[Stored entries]
###

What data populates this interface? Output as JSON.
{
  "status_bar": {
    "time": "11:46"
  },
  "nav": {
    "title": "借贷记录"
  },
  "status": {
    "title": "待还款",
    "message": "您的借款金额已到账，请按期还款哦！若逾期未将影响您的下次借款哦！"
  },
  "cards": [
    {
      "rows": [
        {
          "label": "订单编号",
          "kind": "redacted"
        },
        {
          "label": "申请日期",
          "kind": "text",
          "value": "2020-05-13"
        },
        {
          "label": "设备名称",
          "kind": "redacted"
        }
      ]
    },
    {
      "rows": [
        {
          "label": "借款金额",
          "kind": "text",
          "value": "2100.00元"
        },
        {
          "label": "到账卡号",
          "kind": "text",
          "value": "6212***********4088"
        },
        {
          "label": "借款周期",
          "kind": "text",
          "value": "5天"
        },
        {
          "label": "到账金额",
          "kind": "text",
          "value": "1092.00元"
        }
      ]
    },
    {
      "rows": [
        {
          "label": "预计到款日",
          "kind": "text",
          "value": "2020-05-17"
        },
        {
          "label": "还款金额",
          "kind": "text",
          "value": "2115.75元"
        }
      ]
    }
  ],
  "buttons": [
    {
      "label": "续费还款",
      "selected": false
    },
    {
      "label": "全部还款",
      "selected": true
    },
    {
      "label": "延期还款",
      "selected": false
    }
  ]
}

###

◆ **Task description**
Print the records above exactly as they appear.

◆ **Written response**
What data populates this interface? Output as JSON.
{
  "status_bar": {
    "time": "11:46"
  },
  "nav": {
    "title": "借贷记录"
  },
  "status": {
    "title": "待还款",
    "message": "您的借款金额已到账，请按期还款哦！若逾期未将影响您的下次借款哦！"
  },
  "cards": [
    {
      "rows": [
        {
          "label": "订单编号",
          "kind": "redacted"
        },
        {
          "label": "申请日期",
          "kind": "text",
          "value": "2020-05-13"
        },
        {
          "label": "设备名称",
          "kind": "redacted"
        }
      ]
    },
    {
      "rows": [
        {
          "label": "借款金额",
          "kind": "text",
          "value": "2100.00元"
        },
        {
          "label": "到账卡号",
          "kind": "text",
          "value": "6212***********4088"
        },
        {
          "label": "借款周期",
          "kind": "text",
          "value": "5天"
        },
        {
          "label": "到账金额",
          "kind": "text",
          "value": "1092.00元"
        }
      ]
    },
    {
      "rows": [
        {
          "label": "预计到款日",
          "kind": "text",
          "value": "2020-05-17"
        },
        {
          "label": "还款金额",
          "kind": "text",
          "value": "2115.75元"
        }
      ]
    }
  ],
  "buttons": [
    {
      "label": "续费还款",
      "selected": false
    },
    {
      "label": "全部还款",
      "selected": true
    },
    {
      "label": "延期还款",
      "selected": false
    }
  ]
}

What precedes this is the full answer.